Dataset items
※ ※ ※

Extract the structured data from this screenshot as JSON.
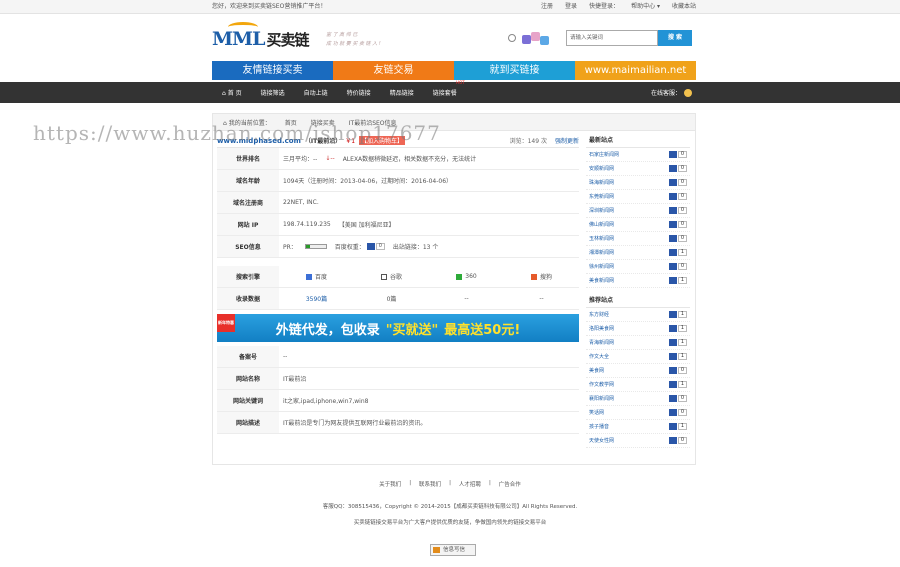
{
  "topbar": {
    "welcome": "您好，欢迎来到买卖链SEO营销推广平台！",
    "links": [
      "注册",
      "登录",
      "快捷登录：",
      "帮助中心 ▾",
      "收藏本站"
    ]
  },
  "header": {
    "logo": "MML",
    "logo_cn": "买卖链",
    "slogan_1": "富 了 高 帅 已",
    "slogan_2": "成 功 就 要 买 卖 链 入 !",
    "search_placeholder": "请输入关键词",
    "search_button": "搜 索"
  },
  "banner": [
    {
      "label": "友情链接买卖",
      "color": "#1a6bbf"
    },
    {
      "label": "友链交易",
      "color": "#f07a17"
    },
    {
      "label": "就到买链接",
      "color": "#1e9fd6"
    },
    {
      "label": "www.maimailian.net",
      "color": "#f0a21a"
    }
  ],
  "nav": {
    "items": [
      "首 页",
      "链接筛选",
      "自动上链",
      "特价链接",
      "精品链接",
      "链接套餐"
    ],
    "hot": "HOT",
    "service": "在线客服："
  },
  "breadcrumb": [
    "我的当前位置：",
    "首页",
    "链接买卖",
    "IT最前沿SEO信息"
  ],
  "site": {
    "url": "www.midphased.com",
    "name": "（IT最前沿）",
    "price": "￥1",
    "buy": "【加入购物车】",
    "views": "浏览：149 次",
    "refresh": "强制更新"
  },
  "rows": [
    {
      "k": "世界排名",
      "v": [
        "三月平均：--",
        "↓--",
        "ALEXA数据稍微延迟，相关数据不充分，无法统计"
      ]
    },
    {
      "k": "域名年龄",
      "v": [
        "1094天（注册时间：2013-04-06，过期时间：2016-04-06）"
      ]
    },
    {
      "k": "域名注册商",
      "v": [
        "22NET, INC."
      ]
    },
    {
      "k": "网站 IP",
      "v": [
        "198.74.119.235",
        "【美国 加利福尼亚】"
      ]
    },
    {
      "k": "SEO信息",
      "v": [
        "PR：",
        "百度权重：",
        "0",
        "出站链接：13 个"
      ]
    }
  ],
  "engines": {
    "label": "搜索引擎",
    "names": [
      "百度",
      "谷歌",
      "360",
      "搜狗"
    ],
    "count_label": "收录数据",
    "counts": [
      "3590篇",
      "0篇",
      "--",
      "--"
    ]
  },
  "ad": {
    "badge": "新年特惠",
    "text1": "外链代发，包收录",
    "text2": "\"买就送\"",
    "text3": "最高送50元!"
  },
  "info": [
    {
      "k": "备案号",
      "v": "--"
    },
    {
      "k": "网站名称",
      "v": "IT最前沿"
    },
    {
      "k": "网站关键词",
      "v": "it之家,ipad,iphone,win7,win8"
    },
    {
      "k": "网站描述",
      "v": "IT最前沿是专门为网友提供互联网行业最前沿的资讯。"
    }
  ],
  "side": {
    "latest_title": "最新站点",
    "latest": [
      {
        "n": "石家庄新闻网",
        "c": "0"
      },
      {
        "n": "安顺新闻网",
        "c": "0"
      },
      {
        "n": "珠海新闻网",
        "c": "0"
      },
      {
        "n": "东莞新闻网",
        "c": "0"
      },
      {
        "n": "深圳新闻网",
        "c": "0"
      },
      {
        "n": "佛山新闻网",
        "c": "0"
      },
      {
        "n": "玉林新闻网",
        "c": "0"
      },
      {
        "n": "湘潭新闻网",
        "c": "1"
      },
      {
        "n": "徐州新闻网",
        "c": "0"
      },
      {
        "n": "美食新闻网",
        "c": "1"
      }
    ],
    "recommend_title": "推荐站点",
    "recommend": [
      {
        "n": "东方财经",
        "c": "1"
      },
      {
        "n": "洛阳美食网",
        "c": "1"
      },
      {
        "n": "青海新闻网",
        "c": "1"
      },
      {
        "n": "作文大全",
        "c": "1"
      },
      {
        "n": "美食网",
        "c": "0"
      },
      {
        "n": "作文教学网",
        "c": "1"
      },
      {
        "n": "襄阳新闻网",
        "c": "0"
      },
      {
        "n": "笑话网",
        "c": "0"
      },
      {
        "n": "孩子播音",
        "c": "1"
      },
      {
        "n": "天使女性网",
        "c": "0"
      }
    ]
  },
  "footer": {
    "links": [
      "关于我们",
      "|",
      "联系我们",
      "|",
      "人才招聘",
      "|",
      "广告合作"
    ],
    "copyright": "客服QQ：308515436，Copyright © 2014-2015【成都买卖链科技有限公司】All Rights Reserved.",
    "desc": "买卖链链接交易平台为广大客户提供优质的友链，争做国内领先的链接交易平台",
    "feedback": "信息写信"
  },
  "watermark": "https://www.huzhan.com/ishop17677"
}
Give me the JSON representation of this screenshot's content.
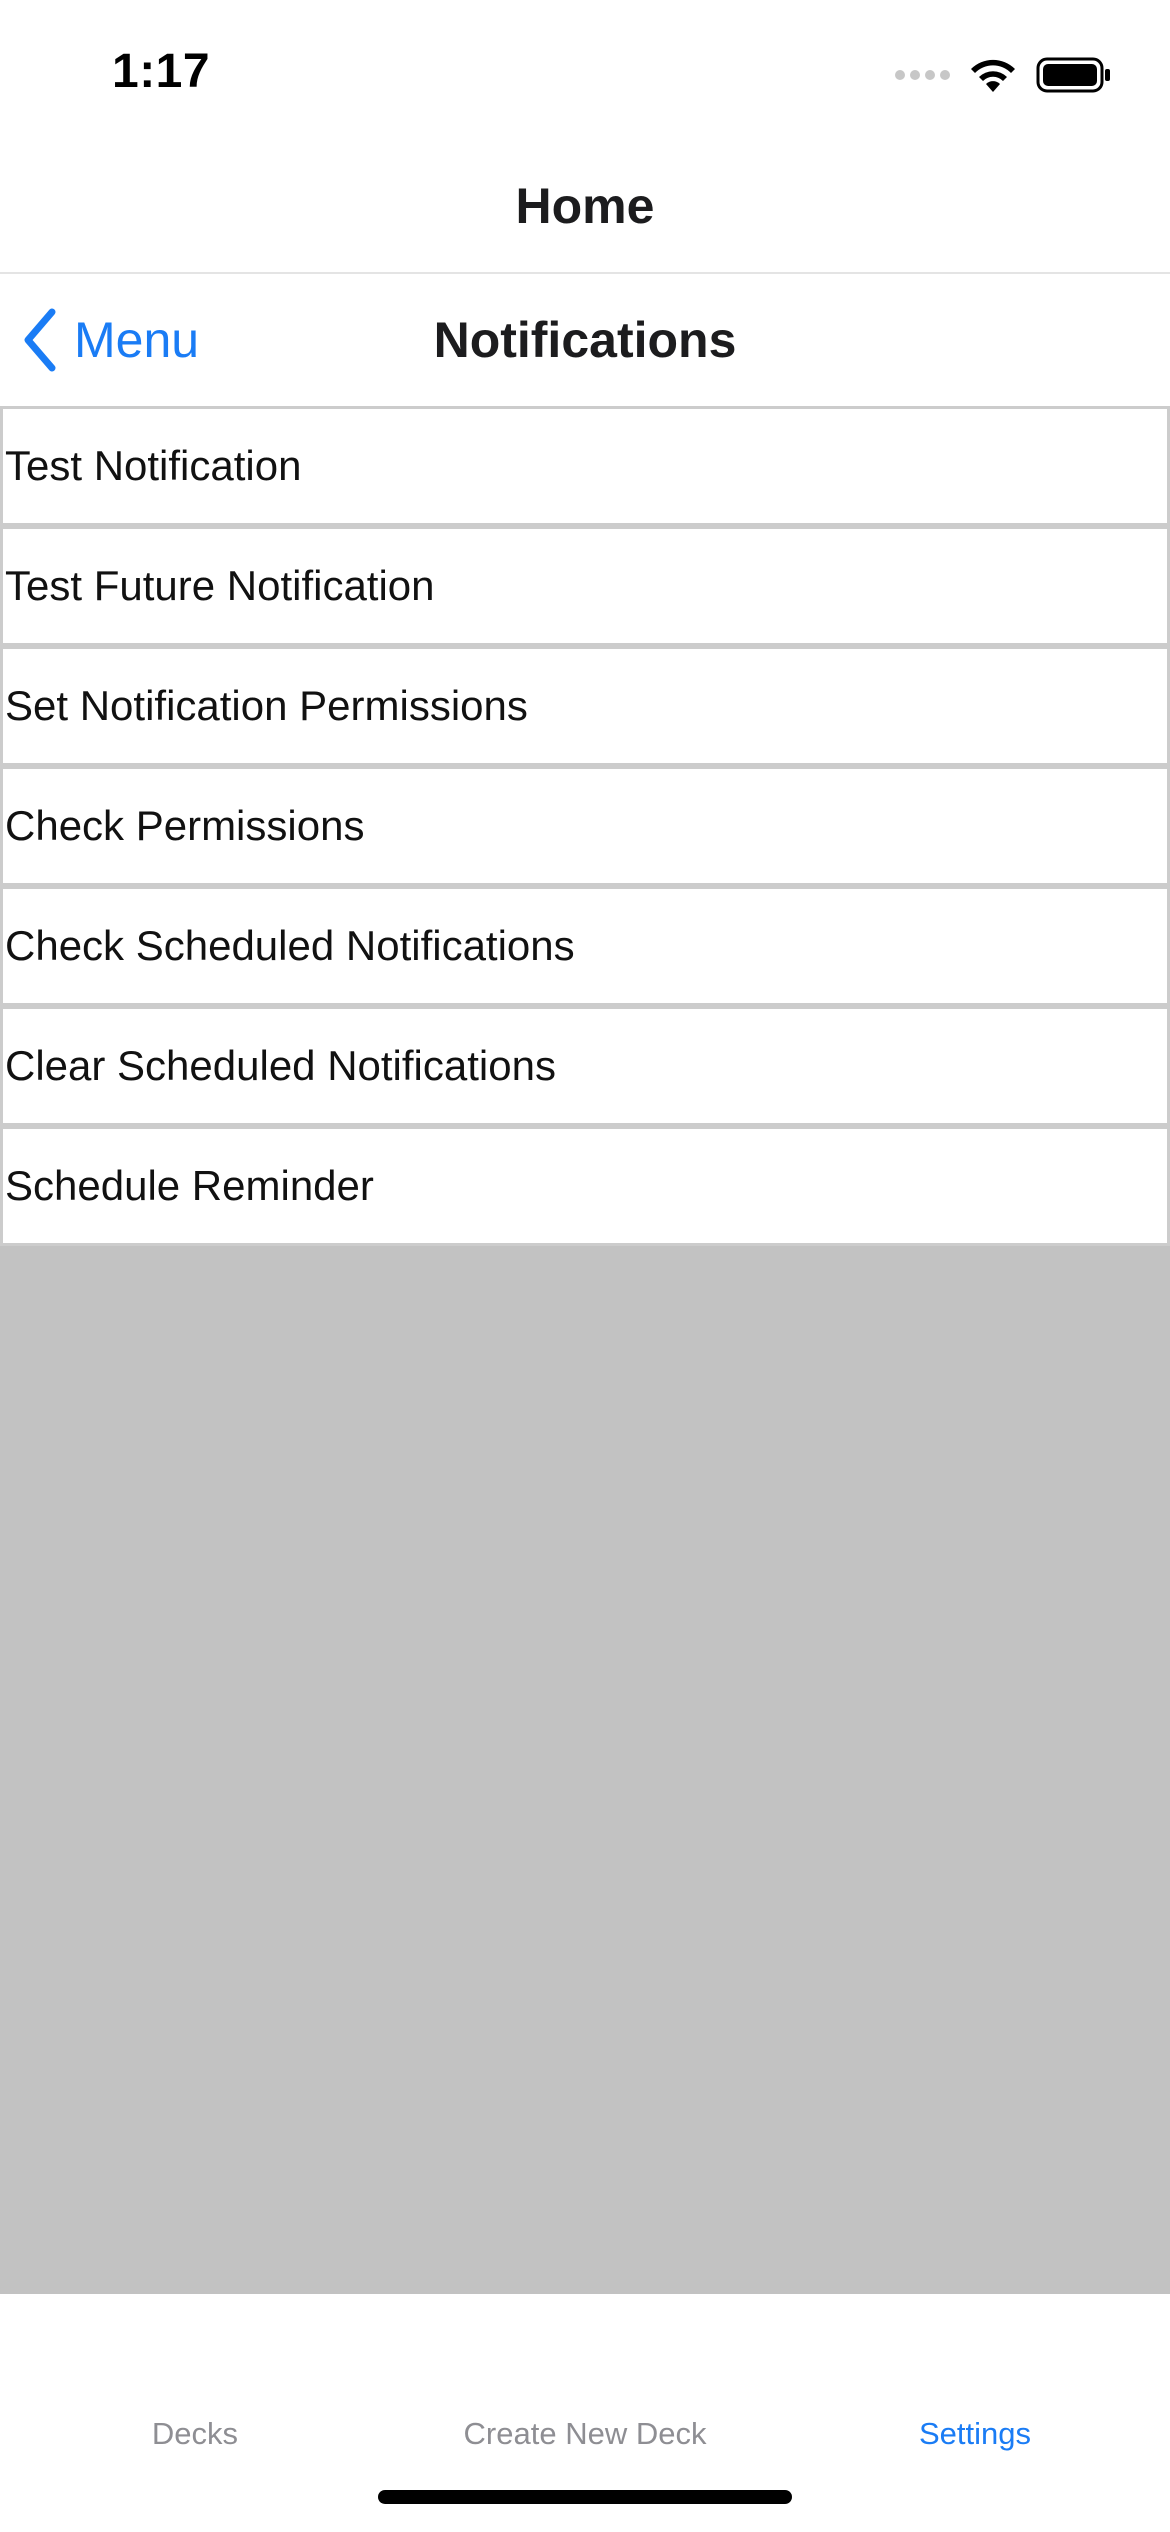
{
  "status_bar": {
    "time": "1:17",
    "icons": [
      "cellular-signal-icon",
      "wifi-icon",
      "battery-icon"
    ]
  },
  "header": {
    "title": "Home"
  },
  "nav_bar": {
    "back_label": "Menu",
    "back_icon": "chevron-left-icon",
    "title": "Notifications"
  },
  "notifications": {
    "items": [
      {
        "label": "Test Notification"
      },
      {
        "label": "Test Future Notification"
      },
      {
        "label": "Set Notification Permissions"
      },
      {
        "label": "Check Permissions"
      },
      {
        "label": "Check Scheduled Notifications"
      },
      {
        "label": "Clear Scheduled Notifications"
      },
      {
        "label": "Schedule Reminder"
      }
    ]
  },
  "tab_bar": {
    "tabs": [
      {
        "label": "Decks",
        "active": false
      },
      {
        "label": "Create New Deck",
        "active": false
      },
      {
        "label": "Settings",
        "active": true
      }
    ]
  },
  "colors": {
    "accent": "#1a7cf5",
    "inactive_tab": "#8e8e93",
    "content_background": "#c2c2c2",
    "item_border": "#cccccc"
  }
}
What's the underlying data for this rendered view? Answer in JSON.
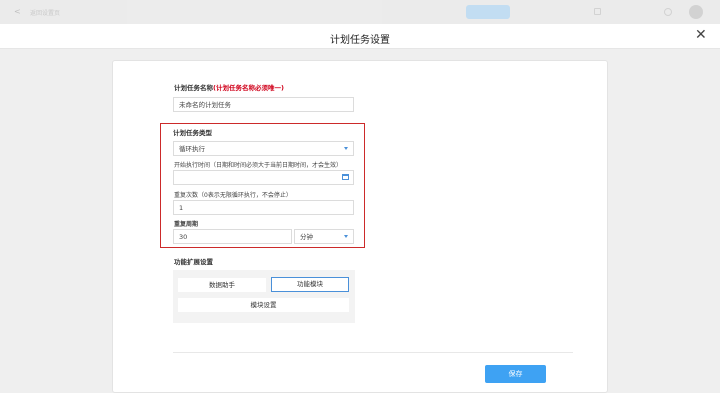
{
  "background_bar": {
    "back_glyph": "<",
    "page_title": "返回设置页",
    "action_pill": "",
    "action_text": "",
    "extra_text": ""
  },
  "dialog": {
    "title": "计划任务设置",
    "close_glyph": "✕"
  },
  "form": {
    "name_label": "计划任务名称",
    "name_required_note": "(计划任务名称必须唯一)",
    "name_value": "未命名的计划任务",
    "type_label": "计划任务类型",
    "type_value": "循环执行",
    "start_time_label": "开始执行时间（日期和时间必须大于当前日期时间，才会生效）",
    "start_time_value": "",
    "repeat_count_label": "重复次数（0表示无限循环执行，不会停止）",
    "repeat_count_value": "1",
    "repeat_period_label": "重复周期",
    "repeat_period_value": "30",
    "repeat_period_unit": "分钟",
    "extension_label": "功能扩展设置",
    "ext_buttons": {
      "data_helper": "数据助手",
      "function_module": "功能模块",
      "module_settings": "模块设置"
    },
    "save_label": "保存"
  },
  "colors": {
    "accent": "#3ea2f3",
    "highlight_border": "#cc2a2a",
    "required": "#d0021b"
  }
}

※ ※ ※

Reproduce every line above as written, skipping pictures.

* **Full output**
Extract the structured data from this screenshot as JSON.
{
  "topbar": {
    "welcome": "您好，欢迎来到买卖链SEO营销推广平台！",
    "links": [
      "注册",
      "登录",
      "快捷登录：",
      "帮助中心 ▾",
      "收藏本站"
    ]
  },
  "header": {
    "logo": "MML",
    "logo_cn": "买卖链",
    "slogan_1": "富 了 高 帅 已",
    "slogan_2": "成 功 就 要 买 卖 链 入 !",
    "search_placeholder": "请输入关键词",
    "search_button": "搜 索"
  },
  "banner": [
    {
      "label": "友情链接买卖",
      "color": "#1a6bbf"
    },
    {
      "label": "友链交易",
      "color": "#f07a17"
    },
    {
      "label": "就到买链接",
      "color": "#1e9fd6"
    },
    {
      "label": "www.maimailian.net",
      "color": "#f0a21a"
    }
  ],
  "nav": {
    "items": [
      "首 页",
      "链接筛选",
      "自动上链",
      "特价链接",
      "精品链接",
      "链接套餐"
    ],
    "hot": "HOT",
    "service": "在线客服："
  },
  "breadcrumb": [
    "我的当前位置：",
    "首页",
    "链接买卖",
    "IT最前沿SEO信息"
  ],
  "site": {
    "url": "www.midphased.com",
    "name": "（IT最前沿）",
    "price": "￥1",
    "buy": "【加入购物车】",
    "views": "浏览：149 次",
    "refresh": "强制更新"
  },
  "rows": [
    {
      "k": "世界排名",
      "v": [
        "三月平均：--",
        "↓--",
        "ALEXA数据稍微延迟，相关数据不充分，无法统计"
      ]
    },
    {
      "k": "域名年龄",
      "v": [
        "1094天（注册时间：2013-04-06，过期时间：2016-04-06）"
      ]
    },
    {
      "k": "域名注册商",
      "v": [
        "22NET, INC."
      ]
    },
    {
      "k": "网站 IP",
      "v": [
        "198.74.119.235",
        "【美国 加利福尼亚】"
      ]
    },
    {
      "k": "SEO信息",
      "v": [
        "PR：",
        "百度权重：",
        "0",
        "出站链接：13 个"
      ]
    }
  ],
  "engines": {
    "label": "搜索引擎",
    "names": [
      "百度",
      "谷歌",
      "360",
      "搜狗"
    ],
    "count_label": "收录数据",
    "counts": [
      "3590篇",
      "0篇",
      "--",
      "--"
    ]
  },
  "ad": {
    "badge": "新年特惠",
    "text1": "外链代发，包收录",
    "text2": "\"买就送\"",
    "text3": "最高送50元!"
  },
  "info": [
    {
      "k": "备案号",
      "v": "--"
    },
    {
      "k": "网站名称",
      "v": "IT最前沿"
    },
    {
      "k": "网站关键词",
      "v": "it之家,ipad,iphone,win7,win8"
    },
    {
      "k": "网站描述",
      "v": "IT最前沿是专门为网友提供互联网行业最前沿的资讯。"
    }
  ],
  "side": {
    "latest_title": "最新站点",
    "latest": [
      {
        "n": "石家庄新闻网",
        "c": "0"
      },
      {
        "n": "安顺新闻网",
        "c": "0"
      },
      {
        "n": "珠海新闻网",
        "c": "0"
      },
      {
        "n": "东莞新闻网",
        "c": "0"
      },
      {
        "n": "深圳新闻网",
        "c": "0"
      },
      {
        "n": "佛山新闻网",
        "c": "0"
      },
      {
        "n": "玉林新闻网",
        "c": "0"
      },
      {
        "n": "湘潭新闻网",
        "c": "1"
      },
      {
        "n": "徐州新闻网",
        "c": "0"
      },
      {
        "n": "美食新闻网",
        "c": "1"
      }
    ],
    "recommend_title": "推荐站点",
    "recommend": [
      {
        "n": "东方财经",
        "c": "1"
      },
      {
        "n": "洛阳美食网",
        "c": "1"
      },
      {
        "n": "青海新闻网",
        "c": "1"
      },
      {
        "n": "作文大全",
        "c": "1"
      },
      {
        "n": "美食网",
        "c": "0"
      },
      {
        "n": "作文教学网",
        "c": "1"
      },
      {
        "n": "襄阳新闻网",
        "c": "0"
      },
      {
        "n": "笑话网",
        "c": "0"
      },
      {
        "n": "孩子播音",
        "c": "1"
      },
      {
        "n": "天使女性网",
        "c": "0"
      }
    ]
  },
  "footer": {
    "links": [
      "关于我们",
      "|",
      "联系我们",
      "|",
      "人才招聘",
      "|",
      "广告合作"
    ],
    "copyright": "客服QQ：308515436，Copyright © 2014-2015【成都买卖链科技有限公司】All Rights Reserved.",
    "desc": "买卖链链接交易平台为广大客户提供优质的友链，争做国内领先的链接交易平台",
    "feedback": "信息写信"
  },
  "watermark": "https://www.huzhan.com/ishop17677"
}
Give me the JSON representation of this screenshot's content.
{
  "status_bar": {
    "time": "1:17",
    "icons": [
      "cellular-signal-icon",
      "wifi-icon",
      "battery-icon"
    ]
  },
  "header": {
    "title": "Home"
  },
  "nav_bar": {
    "back_label": "Menu",
    "back_icon": "chevron-left-icon",
    "title": "Notifications"
  },
  "notifications": {
    "items": [
      {
        "label": "Test Notification"
      },
      {
        "label": "Test Future Notification"
      },
      {
        "label": "Set Notification Permissions"
      },
      {
        "label": "Check Permissions"
      },
      {
        "label": "Check Scheduled Notifications"
      },
      {
        "label": "Clear Scheduled Notifications"
      },
      {
        "label": "Schedule Reminder"
      }
    ]
  },
  "tab_bar": {
    "tabs": [
      {
        "label": "Decks",
        "active": false
      },
      {
        "label": "Create New Deck",
        "active": false
      },
      {
        "label": "Settings",
        "active": true
      }
    ]
  },
  "colors": {
    "accent": "#1a7cf5",
    "inactive_tab": "#8e8e93",
    "content_background": "#c2c2c2",
    "item_border": "#cccccc"
  }
}
What's the underlying data for this rendered view? Answer in JSON.
{
  "background_bar": {
    "back_glyph": "<",
    "page_title": "返回设置页",
    "action_pill": "",
    "action_text": "",
    "extra_text": ""
  },
  "dialog": {
    "title": "计划任务设置",
    "close_glyph": "✕"
  },
  "form": {
    "name_label": "计划任务名称",
    "name_required_note": "(计划任务名称必须唯一)",
    "name_value": "未命名的计划任务",
    "type_label": "计划任务类型",
    "type_value": "循环执行",
    "start_time_label": "开始执行时间（日期和时间必须大于当前日期时间，才会生效）",
    "start_time_value": "",
    "repeat_count_label": "重复次数（0表示无限循环执行，不会停止）",
    "repeat_count_value": "1",
    "repeat_period_label": "重复周期",
    "repeat_period_value": "30",
    "repeat_period_unit": "分钟",
    "extension_label": "功能扩展设置",
    "ext_buttons": {
      "data_helper": "数据助手",
      "function_module": "功能模块",
      "module_settings": "模块设置"
    },
    "save_label": "保存"
  },
  "colors": {
    "accent": "#3ea2f3",
    "highlight_border": "#cc2a2a",
    "required": "#d0021b"
  }
}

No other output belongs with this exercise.